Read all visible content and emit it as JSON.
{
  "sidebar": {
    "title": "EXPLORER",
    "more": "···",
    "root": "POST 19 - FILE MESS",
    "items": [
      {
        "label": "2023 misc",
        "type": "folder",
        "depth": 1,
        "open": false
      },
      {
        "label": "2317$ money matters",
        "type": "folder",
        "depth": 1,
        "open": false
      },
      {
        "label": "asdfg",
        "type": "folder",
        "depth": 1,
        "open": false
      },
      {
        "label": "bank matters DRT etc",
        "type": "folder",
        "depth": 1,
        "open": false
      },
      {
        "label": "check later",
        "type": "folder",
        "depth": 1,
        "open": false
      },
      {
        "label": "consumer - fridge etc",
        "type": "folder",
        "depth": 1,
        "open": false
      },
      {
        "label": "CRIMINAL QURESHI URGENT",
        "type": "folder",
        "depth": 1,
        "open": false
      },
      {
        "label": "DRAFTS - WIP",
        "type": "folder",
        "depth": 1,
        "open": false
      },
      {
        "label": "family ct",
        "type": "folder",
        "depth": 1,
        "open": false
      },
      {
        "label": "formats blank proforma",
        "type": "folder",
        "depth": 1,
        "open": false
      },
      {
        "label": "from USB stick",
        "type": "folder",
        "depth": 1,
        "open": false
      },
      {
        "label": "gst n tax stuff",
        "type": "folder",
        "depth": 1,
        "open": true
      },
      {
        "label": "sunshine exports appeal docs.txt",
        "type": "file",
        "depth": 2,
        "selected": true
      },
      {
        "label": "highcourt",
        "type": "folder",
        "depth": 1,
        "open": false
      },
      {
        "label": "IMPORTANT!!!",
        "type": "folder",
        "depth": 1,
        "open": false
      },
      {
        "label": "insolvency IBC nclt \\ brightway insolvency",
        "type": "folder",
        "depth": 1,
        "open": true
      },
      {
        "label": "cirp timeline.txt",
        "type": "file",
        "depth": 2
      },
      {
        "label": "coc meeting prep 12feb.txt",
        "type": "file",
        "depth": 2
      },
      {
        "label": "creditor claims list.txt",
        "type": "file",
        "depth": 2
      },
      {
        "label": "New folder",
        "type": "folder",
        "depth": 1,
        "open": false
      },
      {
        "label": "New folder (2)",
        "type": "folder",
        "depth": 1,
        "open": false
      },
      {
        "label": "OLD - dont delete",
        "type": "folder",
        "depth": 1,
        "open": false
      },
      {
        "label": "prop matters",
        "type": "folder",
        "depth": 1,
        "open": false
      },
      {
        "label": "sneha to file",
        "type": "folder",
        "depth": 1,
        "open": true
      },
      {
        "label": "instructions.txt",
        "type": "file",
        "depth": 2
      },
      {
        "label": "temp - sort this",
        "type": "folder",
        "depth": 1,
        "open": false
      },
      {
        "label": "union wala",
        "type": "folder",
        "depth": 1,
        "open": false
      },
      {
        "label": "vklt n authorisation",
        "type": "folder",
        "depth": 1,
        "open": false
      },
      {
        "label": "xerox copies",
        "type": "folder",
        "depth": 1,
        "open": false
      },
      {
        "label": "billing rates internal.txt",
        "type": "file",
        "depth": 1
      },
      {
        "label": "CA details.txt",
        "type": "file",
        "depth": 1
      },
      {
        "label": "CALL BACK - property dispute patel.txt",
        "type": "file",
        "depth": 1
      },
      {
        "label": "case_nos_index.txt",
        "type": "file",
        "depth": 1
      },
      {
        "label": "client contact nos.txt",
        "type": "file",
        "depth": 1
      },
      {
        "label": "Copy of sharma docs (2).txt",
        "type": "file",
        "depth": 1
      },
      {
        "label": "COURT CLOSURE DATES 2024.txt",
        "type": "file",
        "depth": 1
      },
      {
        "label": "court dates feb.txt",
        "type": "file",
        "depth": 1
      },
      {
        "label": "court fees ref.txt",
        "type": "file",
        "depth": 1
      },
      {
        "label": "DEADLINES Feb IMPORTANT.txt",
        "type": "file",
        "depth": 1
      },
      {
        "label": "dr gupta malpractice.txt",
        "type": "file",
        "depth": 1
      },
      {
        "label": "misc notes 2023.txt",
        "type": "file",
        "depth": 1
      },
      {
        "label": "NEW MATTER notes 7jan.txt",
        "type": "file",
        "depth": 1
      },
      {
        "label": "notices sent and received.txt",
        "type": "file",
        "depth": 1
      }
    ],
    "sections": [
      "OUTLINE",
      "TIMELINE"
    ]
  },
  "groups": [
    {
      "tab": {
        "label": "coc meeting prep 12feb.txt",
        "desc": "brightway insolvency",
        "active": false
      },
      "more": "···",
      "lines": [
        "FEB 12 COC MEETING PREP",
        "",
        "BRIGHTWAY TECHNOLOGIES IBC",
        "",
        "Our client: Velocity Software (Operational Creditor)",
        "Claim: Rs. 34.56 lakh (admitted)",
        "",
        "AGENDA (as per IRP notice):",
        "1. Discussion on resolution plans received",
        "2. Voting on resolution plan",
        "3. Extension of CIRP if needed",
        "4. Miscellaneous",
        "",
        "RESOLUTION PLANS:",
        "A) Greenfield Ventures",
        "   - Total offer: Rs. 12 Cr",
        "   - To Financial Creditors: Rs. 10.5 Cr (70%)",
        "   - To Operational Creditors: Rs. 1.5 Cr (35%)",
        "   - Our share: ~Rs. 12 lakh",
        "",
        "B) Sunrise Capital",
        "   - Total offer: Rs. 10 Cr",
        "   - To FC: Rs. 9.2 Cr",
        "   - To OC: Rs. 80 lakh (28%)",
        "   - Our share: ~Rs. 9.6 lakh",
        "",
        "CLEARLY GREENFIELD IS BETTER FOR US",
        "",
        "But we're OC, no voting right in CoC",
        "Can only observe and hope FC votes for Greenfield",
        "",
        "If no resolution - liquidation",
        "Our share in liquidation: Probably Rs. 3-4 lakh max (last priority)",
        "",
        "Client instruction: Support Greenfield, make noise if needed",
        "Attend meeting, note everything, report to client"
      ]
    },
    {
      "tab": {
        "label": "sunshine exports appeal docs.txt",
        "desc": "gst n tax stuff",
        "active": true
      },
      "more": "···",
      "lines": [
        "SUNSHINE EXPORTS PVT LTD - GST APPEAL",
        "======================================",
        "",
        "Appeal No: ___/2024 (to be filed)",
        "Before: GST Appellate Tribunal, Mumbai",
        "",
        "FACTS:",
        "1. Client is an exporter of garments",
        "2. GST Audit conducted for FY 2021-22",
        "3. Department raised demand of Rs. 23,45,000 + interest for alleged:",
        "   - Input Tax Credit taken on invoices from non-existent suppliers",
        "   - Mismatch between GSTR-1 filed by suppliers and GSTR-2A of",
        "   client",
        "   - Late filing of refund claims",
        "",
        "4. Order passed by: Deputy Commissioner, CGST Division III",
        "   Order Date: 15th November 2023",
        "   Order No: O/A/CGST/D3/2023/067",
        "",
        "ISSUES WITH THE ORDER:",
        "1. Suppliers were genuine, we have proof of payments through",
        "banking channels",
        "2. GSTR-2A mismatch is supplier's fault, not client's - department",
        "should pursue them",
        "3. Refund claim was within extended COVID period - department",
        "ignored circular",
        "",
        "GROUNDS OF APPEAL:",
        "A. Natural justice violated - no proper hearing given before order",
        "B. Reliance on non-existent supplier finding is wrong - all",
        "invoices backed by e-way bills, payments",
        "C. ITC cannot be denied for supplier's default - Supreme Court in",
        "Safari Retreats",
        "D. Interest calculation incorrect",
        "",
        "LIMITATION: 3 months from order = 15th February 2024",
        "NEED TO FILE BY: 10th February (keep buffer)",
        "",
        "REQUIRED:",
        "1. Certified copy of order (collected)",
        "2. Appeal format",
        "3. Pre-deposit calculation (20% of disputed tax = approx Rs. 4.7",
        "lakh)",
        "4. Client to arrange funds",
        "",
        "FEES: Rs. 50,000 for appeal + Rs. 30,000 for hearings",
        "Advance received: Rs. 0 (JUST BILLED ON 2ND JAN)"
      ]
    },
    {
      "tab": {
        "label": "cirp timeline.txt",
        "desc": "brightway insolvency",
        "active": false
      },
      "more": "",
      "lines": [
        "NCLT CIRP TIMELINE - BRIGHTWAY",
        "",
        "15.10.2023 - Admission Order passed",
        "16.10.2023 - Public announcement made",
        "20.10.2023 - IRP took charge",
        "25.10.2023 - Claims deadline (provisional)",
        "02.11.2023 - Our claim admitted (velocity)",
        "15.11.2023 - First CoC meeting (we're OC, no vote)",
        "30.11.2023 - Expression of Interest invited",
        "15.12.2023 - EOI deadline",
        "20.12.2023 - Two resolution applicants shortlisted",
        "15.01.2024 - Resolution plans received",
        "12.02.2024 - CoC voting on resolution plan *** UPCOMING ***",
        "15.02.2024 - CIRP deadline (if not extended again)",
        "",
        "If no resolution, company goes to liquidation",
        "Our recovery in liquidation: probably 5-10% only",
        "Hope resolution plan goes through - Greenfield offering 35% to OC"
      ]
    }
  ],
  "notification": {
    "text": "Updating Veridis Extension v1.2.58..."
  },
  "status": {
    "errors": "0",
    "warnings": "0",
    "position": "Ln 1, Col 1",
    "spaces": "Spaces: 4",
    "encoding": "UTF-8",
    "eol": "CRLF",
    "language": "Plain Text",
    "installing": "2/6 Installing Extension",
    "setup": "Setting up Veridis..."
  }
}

----------------

Scan the material for lines with the word "goes", and copy each line you find.

EXERCISE RESULT:
        "If no resolution, company goes to liquidation",
        "Hope resolution plan goes through - Greenfield offering 35% to OC"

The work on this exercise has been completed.